-- start Data for this exercise --

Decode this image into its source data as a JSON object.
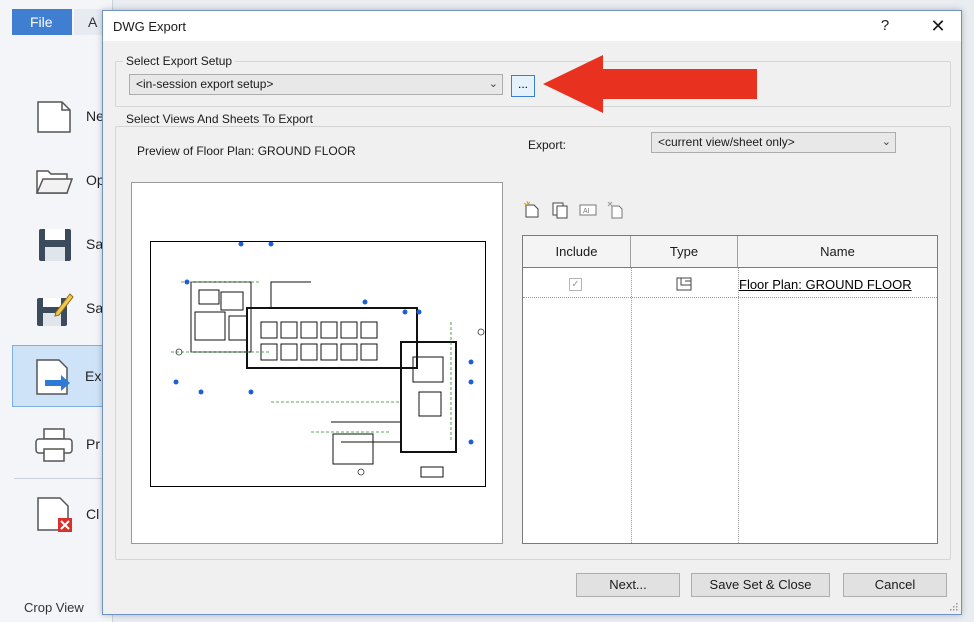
{
  "app": {
    "file_tab": "File",
    "second_tab": "A",
    "menu_items": [
      {
        "label": "Ne",
        "icon": "new-document-icon"
      },
      {
        "label": "Op",
        "icon": "open-folder-icon"
      },
      {
        "label": "Sa",
        "icon": "save-icon"
      },
      {
        "label": "Sa",
        "icon": "save-as-icon"
      },
      {
        "label": "Ex",
        "icon": "export-icon"
      },
      {
        "label": "Pr",
        "icon": "print-icon"
      },
      {
        "label": "Cl",
        "icon": "close-document-icon"
      }
    ],
    "bottom_text": "Crop View"
  },
  "dialog": {
    "title": "DWG Export",
    "help_label": "?",
    "close_label": "✕",
    "export_setup": {
      "group_title": "Select Export Setup",
      "value": "<in-session export setup>",
      "modify_button": "..."
    },
    "views_group": {
      "group_title": "Select Views And Sheets To Export",
      "preview_label": "Preview of Floor Plan: GROUND FLOOR",
      "export_label": "Export:",
      "export_value": "<current view/sheet only>"
    },
    "toolbar_icons": [
      "new-set-icon",
      "duplicate-set-icon",
      "rename-set-icon",
      "delete-set-icon"
    ],
    "table": {
      "columns": [
        "Include",
        "Type",
        "Name"
      ],
      "rows": [
        {
          "include": true,
          "type_icon": "floor-plan-view-icon",
          "name": "Floor Plan: GROUND FLOOR"
        }
      ]
    },
    "buttons": {
      "next": "Next...",
      "save_close": "Save Set & Close",
      "cancel": "Cancel"
    }
  },
  "colors": {
    "file_tab": "#3f7ed0",
    "annotation_arrow": "#e8321f",
    "selected_menu": "#cfe3f8"
  }
}
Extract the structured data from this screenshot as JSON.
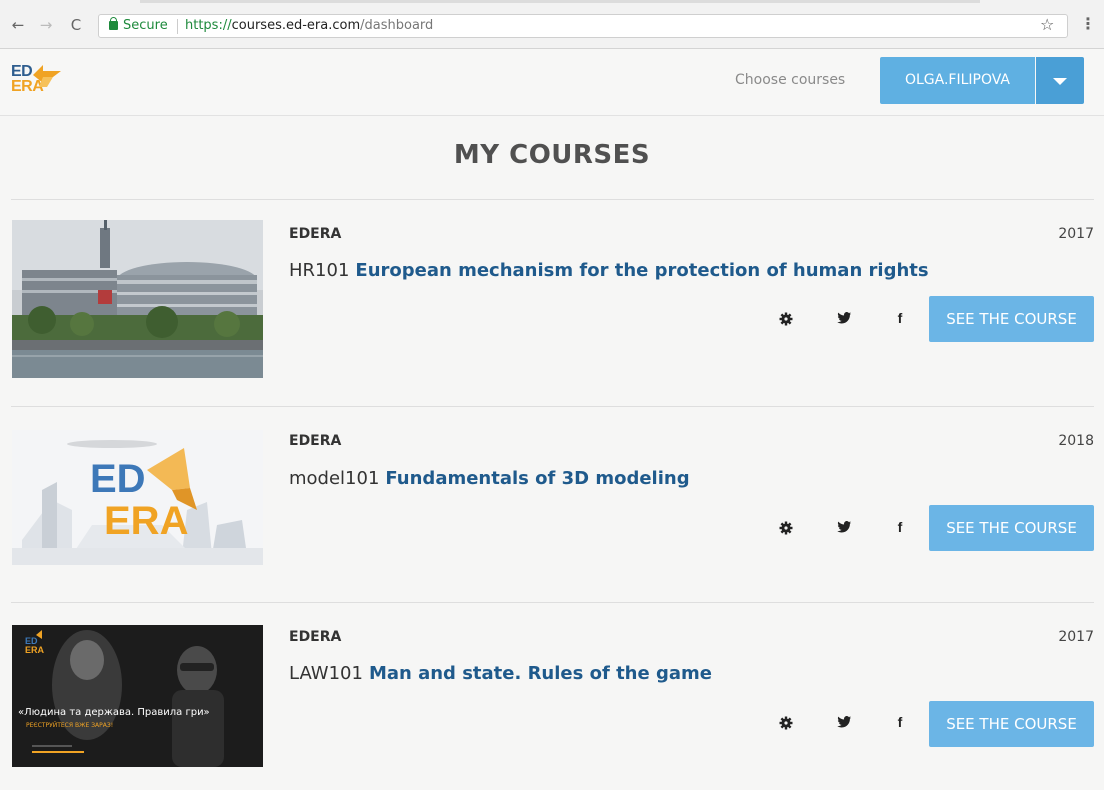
{
  "browser": {
    "secure_label": "Secure",
    "url_scheme": "https://",
    "url_host": "courses.ed-era.com",
    "url_path": "/dashboard",
    "back_icon": "arrow-left-icon",
    "forward_icon": "arrow-right-icon",
    "reload_icon": "reload-icon",
    "bookmark_icon": "star-icon",
    "menu_icon": "kebab-menu-icon"
  },
  "header": {
    "logo_top": "ED",
    "logo_bottom": "ERA",
    "choose_courses": "Choose courses",
    "username": "OLGA.FILIPOVA"
  },
  "main": {
    "title": "MY COURSES",
    "courses": [
      {
        "org": "EDERA",
        "year": "2017",
        "number": "HR101",
        "name": "European mechanism for the protection of human rights",
        "button": "SEE THE COURSE"
      },
      {
        "org": "EDERA",
        "year": "2018",
        "number": "model101",
        "name": "Fundamentals of 3D modeling",
        "button": "SEE THE COURSE",
        "thumb_logo_top": "ED",
        "thumb_logo_bottom": "ERA"
      },
      {
        "org": "EDERA",
        "year": "2017",
        "number": "LAW101",
        "name": "Man and state. Rules of the game",
        "button": "SEE THE COURSE",
        "thumb_title": "«Людина та держава. Правила гри»",
        "thumb_subtitle": "РЕЄСТРУЙТЕСЯ ВЖЕ ЗАРАЗ!",
        "thumb_logo_top": "ED",
        "thumb_logo_bottom": "ERA"
      }
    ]
  },
  "colors": {
    "accent": "#5fb0e2",
    "link": "#1f5a8c",
    "logo_blue": "#2e5d8e",
    "logo_orange": "#f0a324"
  }
}
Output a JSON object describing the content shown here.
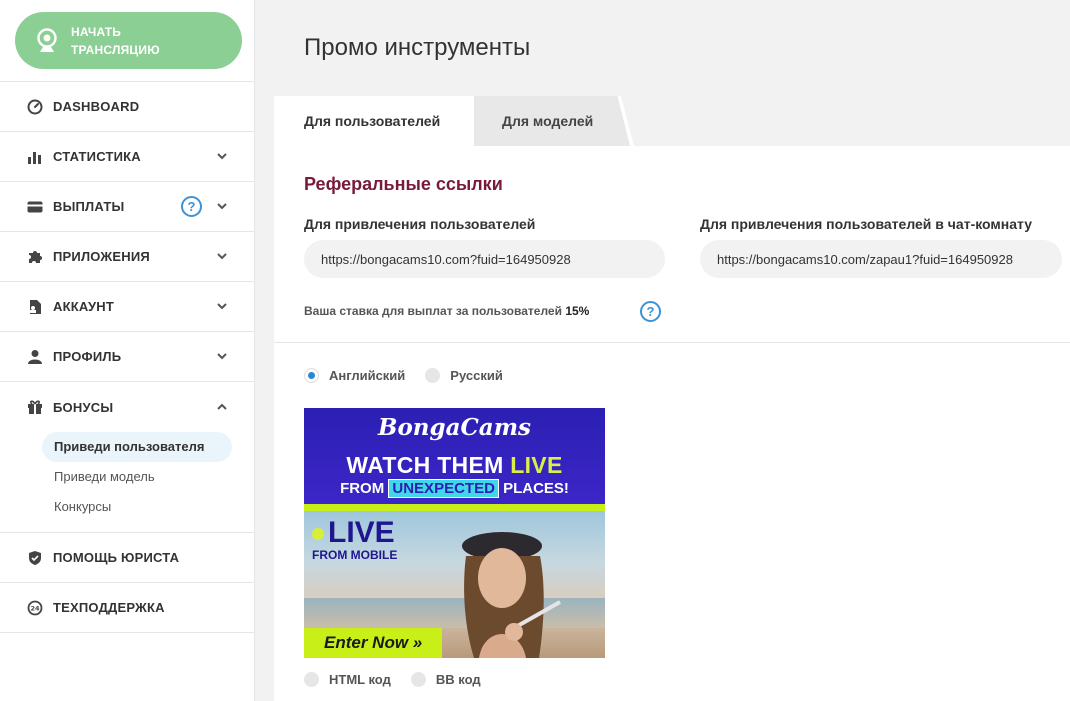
{
  "sidebar": {
    "stream_button": "НАЧАТЬ ТРАНСЛЯЦИЮ",
    "items": [
      {
        "label": "DASHBOARD",
        "icon": "dashboard-gauge-icon"
      },
      {
        "label": "СТАТИСТИКА",
        "icon": "bar-chart-icon"
      },
      {
        "label": "ВЫПЛАТЫ",
        "icon": "credit-card-icon"
      },
      {
        "label": "ПРИЛОЖЕНИЯ",
        "icon": "puzzle-icon"
      },
      {
        "label": "АККАУНТ",
        "icon": "account-icon"
      },
      {
        "label": "ПРОФИЛЬ",
        "icon": "user-icon"
      },
      {
        "label": "БОНУСЫ",
        "icon": "gift-icon"
      },
      {
        "label": "ПОМОЩЬ ЮРИСТА",
        "icon": "shield-icon"
      },
      {
        "label": "ТЕХПОДДЕРЖКА",
        "icon": "support-24-icon"
      }
    ],
    "help_mark": "?",
    "bonus_subitems": [
      "Приведи пользователя",
      "Приведи модель",
      "Конкурсы"
    ]
  },
  "main": {
    "title": "Промо инструменты",
    "tabs": [
      {
        "label": "Для пользователей",
        "active": true
      },
      {
        "label": "Для моделей",
        "active": false
      }
    ],
    "section_title": "Реферальные ссылки",
    "link1_label": "Для привлечения пользователей",
    "link1_value": "https://bongacams10.com?fuid=164950928",
    "link2_label": "Для привлечения пользователей в чат-комнату",
    "link2_value": "https://bongacams10.com/zapau1?fuid=164950928",
    "rate_text": "Ваша ставка для выплат за пользователей",
    "rate_value": "15%",
    "rate_help": "?",
    "languages": [
      {
        "label": "Английский",
        "selected": true
      },
      {
        "label": "Русский",
        "selected": false
      }
    ],
    "banner": {
      "logo": "BongaCams",
      "line1_a": "WATCH THEM ",
      "line1_b": "LIVE",
      "line2_a": "FROM ",
      "line2_b": "UNEXPECTED",
      "line2_c": " PLACES!",
      "live": "LIVE",
      "from_mobile": "FROM MOBILE",
      "enter": "Enter Now »"
    },
    "code_types": [
      {
        "label": "HTML код",
        "selected": false
      },
      {
        "label": "BB код",
        "selected": false
      }
    ]
  },
  "colors": {
    "accent_green": "#8ccf94",
    "section_title": "#7a1a3a",
    "help_blue": "#3a93d8",
    "radio_blue": "#2f86d0"
  }
}
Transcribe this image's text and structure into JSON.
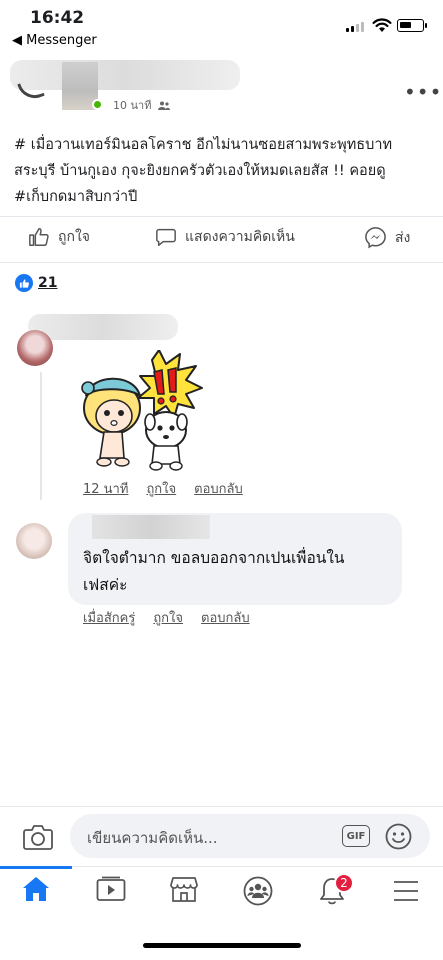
{
  "status_bar": {
    "time": "16:42",
    "back_label": "◀ Messenger"
  },
  "post": {
    "meta": "10 นาที",
    "text_line1": "# เมื่อวานเทอร์มินอลโคราช อีกไม่นานซอยสามพระพุทธบาท",
    "text_line2": "สระบุรี บ้านกูเอง กุจะยิงยกครัวตัวเองให้หมดเลยสัส !! คอยดู",
    "text_line3": "#เก็บกดมาสิบกว่าปี",
    "reaction_count": "21"
  },
  "actions": {
    "like_label": "ถูกใจ",
    "comment_label": "แสดงความคิดเห็น",
    "share_label": "ส่ง"
  },
  "comments": [
    {
      "time": "12 นาที",
      "like_label": "ถูกใจ",
      "reply_label": "ตอบกลับ"
    },
    {
      "text_line1": "จิตใจตำมาก ขอลบออกจากเปนเพื่อนใน",
      "text_line2": "เฟสค่ะ",
      "time": "เมื่อสักครู่",
      "like_label": "ถูกใจ",
      "reply_label": "ตอบกลับ"
    }
  ],
  "composer": {
    "placeholder": "เขียนความคิดเห็น...",
    "gif_label": "GIF"
  },
  "tabbar": {
    "notification_count": "2"
  },
  "colors": {
    "accent": "#1877f2",
    "badge": "#e41e3f",
    "online": "#44b700"
  }
}
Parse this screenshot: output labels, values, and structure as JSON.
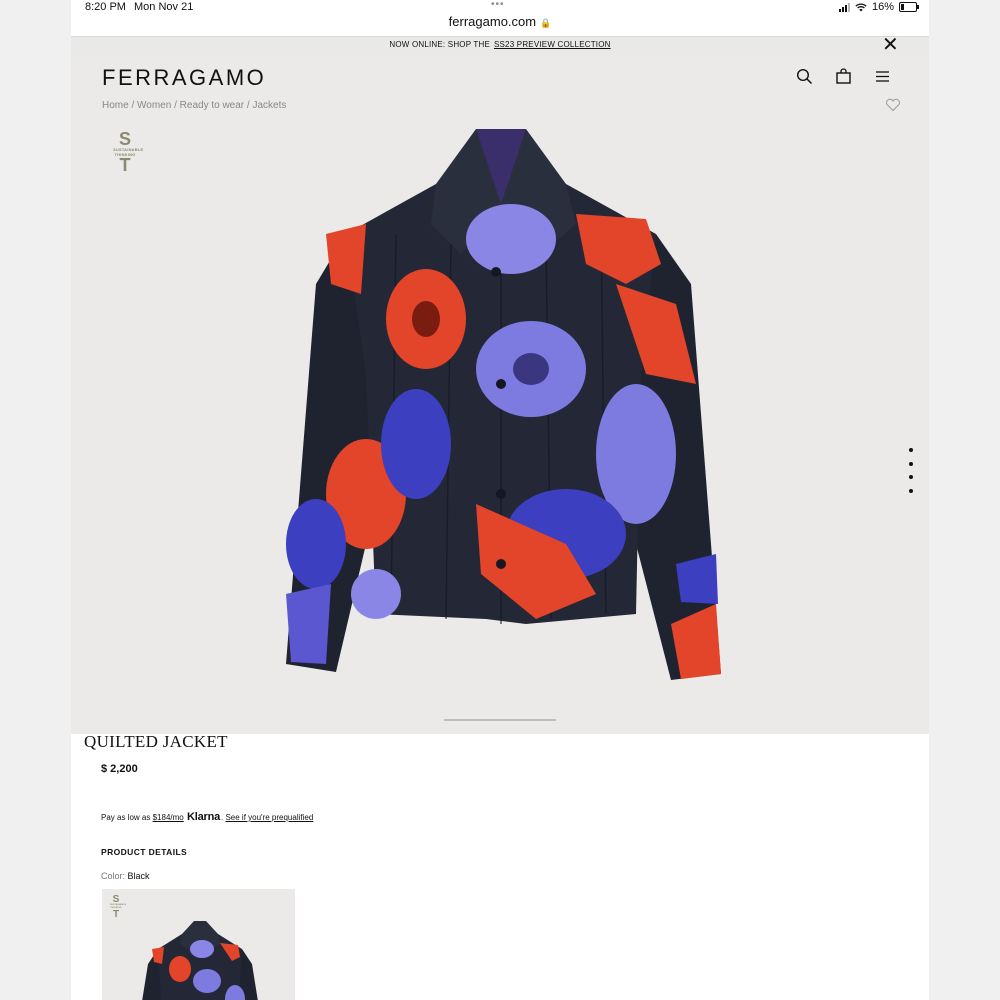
{
  "status_bar": {
    "time": "8:20 PM",
    "date": "Mon Nov 21",
    "battery": "16%",
    "dots": "•••"
  },
  "url_bar": {
    "domain": "ferragamo.com"
  },
  "promo": {
    "text": "NOW ONLINE: SHOP THE",
    "link": "SS23 PREVIEW COLLECTION"
  },
  "header": {
    "logo": "FERRAGAMO"
  },
  "icons": {
    "search": "search-icon",
    "bag": "bag-icon",
    "menu": "menu-icon",
    "favorite": "heart-icon",
    "close": "close-icon"
  },
  "breadcrumb": [
    "Home",
    "Women",
    "Ready to wear",
    "Jackets"
  ],
  "badge": {
    "top": "S",
    "middle": "SUSTAINABLE THINKING",
    "bottom": "T"
  },
  "product": {
    "title": "QUILTED JACKET",
    "price": "$ 2,200",
    "klarna": {
      "prefix": "Pay as low as",
      "amount": "$184/mo",
      "brand": "Klarna",
      "link": "See if you're prequalified"
    },
    "details_heading": "PRODUCT DETAILS",
    "color_label": "Color:",
    "color_value": "Black"
  },
  "colors": {
    "hero_bg": "#ebeae8",
    "badge": "#8b8a6e",
    "jacket_base": "#1f2330",
    "flower_red": "#e2452a",
    "flower_purple": "#7d7be0",
    "flower_blue": "#3c3fbf"
  }
}
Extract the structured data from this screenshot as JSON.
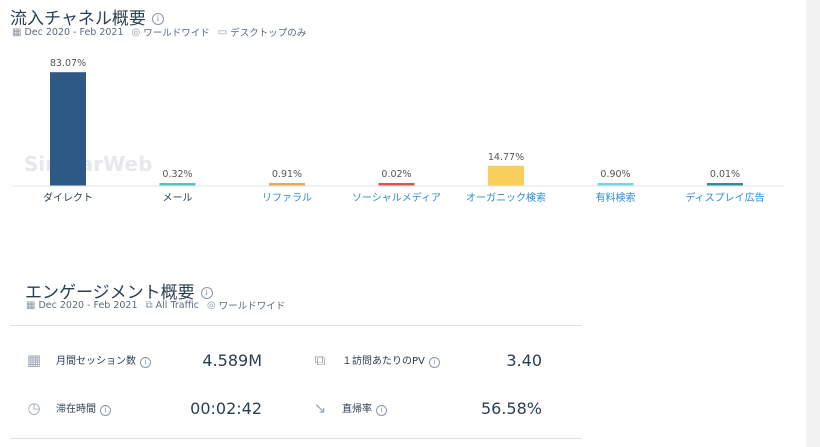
{
  "traffic": {
    "title": "流入チャネル概要",
    "meta": {
      "date_range": "Dec 2020 - Feb 2021",
      "region": "ワールドワイド",
      "device": "デスクトップのみ"
    },
    "watermark": "SimilarWeb"
  },
  "chart_data": {
    "type": "bar",
    "categories": [
      "ダイレクト",
      "メール",
      "リファラル",
      "ソーシャルメディア",
      "オーガニック検索",
      "有料検索",
      "ディスプレイ広告"
    ],
    "values": [
      83.07,
      0.32,
      0.91,
      0.02,
      14.77,
      0.9,
      0.01
    ],
    "value_labels": [
      "83.07%",
      "0.32%",
      "0.91%",
      "0.02%",
      "14.77%",
      "0.90%",
      "0.01%"
    ],
    "link_categories": [
      false,
      false,
      true,
      true,
      true,
      true,
      true
    ],
    "colors": [
      "#2e5987",
      "#4fc7c0",
      "#f3a64f",
      "#e0524f",
      "#f9cf5b",
      "#6fd7ea",
      "#2e8f94"
    ],
    "ylim": [
      0,
      100
    ]
  },
  "engagement": {
    "title": "エンゲージメント概要",
    "meta": {
      "date_range": "Dec 2020 - Feb 2021",
      "traffic": "All Traffic",
      "region": "ワールドワイド"
    },
    "metrics": [
      {
        "label": "月間セッション数",
        "value": "4.589M",
        "icon": "calendar-icon"
      },
      {
        "label": "１訪問あたりのPV",
        "value": "3.40",
        "icon": "pages-icon"
      },
      {
        "label": "滞在時間",
        "value": "00:02:42",
        "icon": "stopwatch-icon"
      },
      {
        "label": "直帰率",
        "value": "56.58%",
        "icon": "bounce-arrow-icon"
      }
    ]
  }
}
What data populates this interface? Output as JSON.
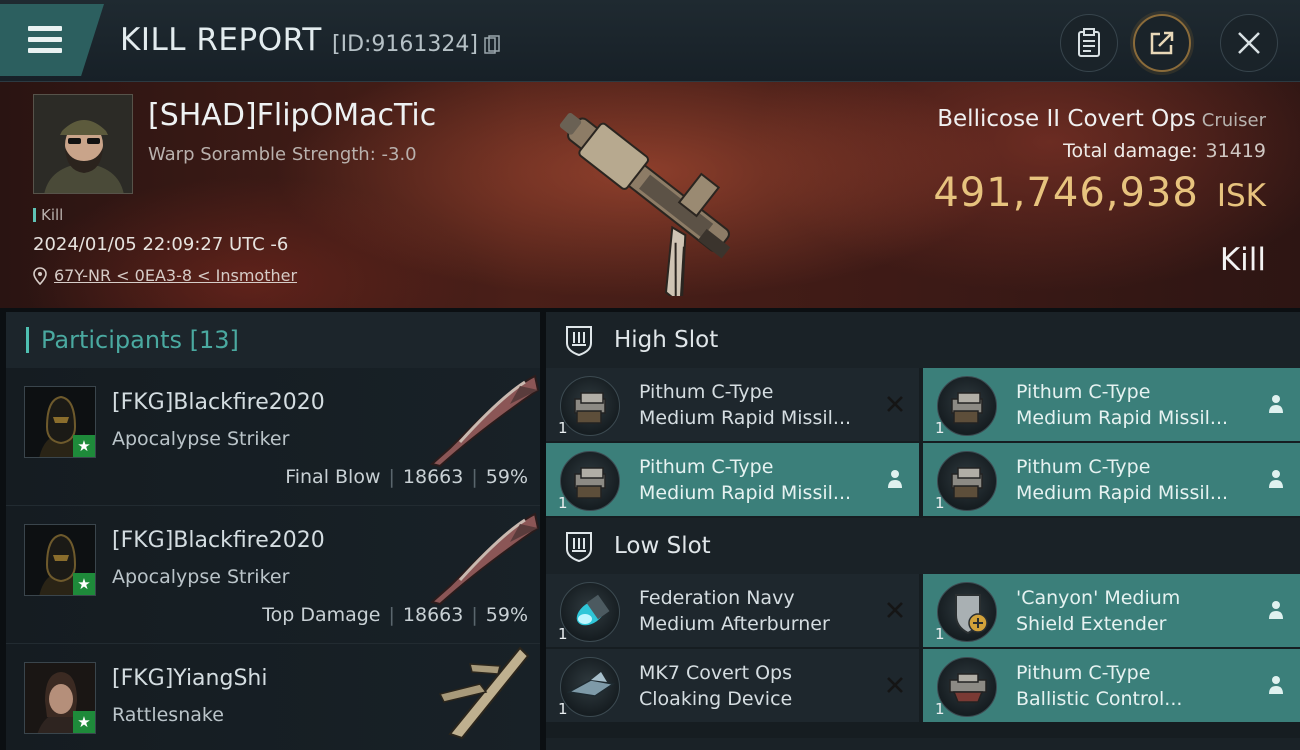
{
  "header": {
    "title": "KILL REPORT",
    "report_id": "[ID:9161324]",
    "icons": {
      "menu": "hamburger-menu-icon",
      "copy": "copy-icon",
      "report": "clipboard-icon",
      "share": "share-icon",
      "close": "close-icon"
    }
  },
  "victim": {
    "name": "[SHAD]FlipOMacTic",
    "scramble": "Warp Soramble Strength: -3.0",
    "tag": "Kill",
    "datetime": "2024/01/05 22:09:27 UTC -6",
    "location": "67Y-NR < 0EA3-8 < Insmother"
  },
  "ship": {
    "name": "Bellicose II Covert Ops",
    "class": "Cruiser",
    "total_damage_label": "Total damage:",
    "total_damage": "31419",
    "isk_value": "491,746,938",
    "isk_unit": "ISK",
    "result": "Kill"
  },
  "participants": {
    "label": "Participants",
    "count": "[13]",
    "rows": [
      {
        "name": "[FKG]Blackfire2020",
        "ship": "Apocalypse Striker",
        "role": "Final Blow",
        "damage": "18663",
        "percent": "59%"
      },
      {
        "name": "[FKG]Blackfire2020",
        "ship": "Apocalypse Striker",
        "role": "Top Damage",
        "damage": "18663",
        "percent": "59%"
      },
      {
        "name": "[FKG]YiangShi",
        "ship": "Rattlesnake",
        "role": "",
        "damage": "",
        "percent": ""
      }
    ]
  },
  "fitting": {
    "high_slot": {
      "label": "High Slot",
      "modules": [
        {
          "line1": "Pithum C-Type",
          "line2": "Medium Rapid Missil...",
          "qty": "1",
          "state": "destroyed",
          "state_icon": "x-icon",
          "highlight": false
        },
        {
          "line1": "Pithum C-Type",
          "line2": "Medium Rapid Missil...",
          "qty": "1",
          "state": "dropped",
          "state_icon": "person-icon",
          "highlight": true
        },
        {
          "line1": "Pithum C-Type",
          "line2": "Medium Rapid Missil...",
          "qty": "1",
          "state": "dropped",
          "state_icon": "person-icon",
          "highlight": true
        },
        {
          "line1": "Pithum C-Type",
          "line2": "Medium Rapid Missil...",
          "qty": "1",
          "state": "dropped",
          "state_icon": "person-icon",
          "highlight": true
        }
      ]
    },
    "low_slot": {
      "label": "Low Slot",
      "modules": [
        {
          "line1": "Federation Navy",
          "line2": "Medium Afterburner",
          "qty": "1",
          "state": "destroyed",
          "state_icon": "x-icon",
          "highlight": false
        },
        {
          "line1": "'Canyon' Medium",
          "line2": "Shield Extender",
          "qty": "1",
          "state": "dropped",
          "state_icon": "person-icon",
          "highlight": true
        },
        {
          "line1": "MK7 Covert Ops",
          "line2": "Cloaking Device",
          "qty": "1",
          "state": "destroyed",
          "state_icon": "x-icon",
          "highlight": false
        },
        {
          "line1": "Pithum C-Type",
          "line2": "Ballistic Control...",
          "qty": "1",
          "state": "dropped",
          "state_icon": "person-icon",
          "highlight": true
        }
      ]
    }
  },
  "colors": {
    "accent_teal": "#3b7f7a",
    "isk_gold": "#e7c37e",
    "header_tab": "#2c5f5f"
  }
}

-- end Data for this exercise --

◆ **Your task**:
Your answer should be one number: the count of lines in the data above that include the word "GROUND".

◆ **Result below**:
2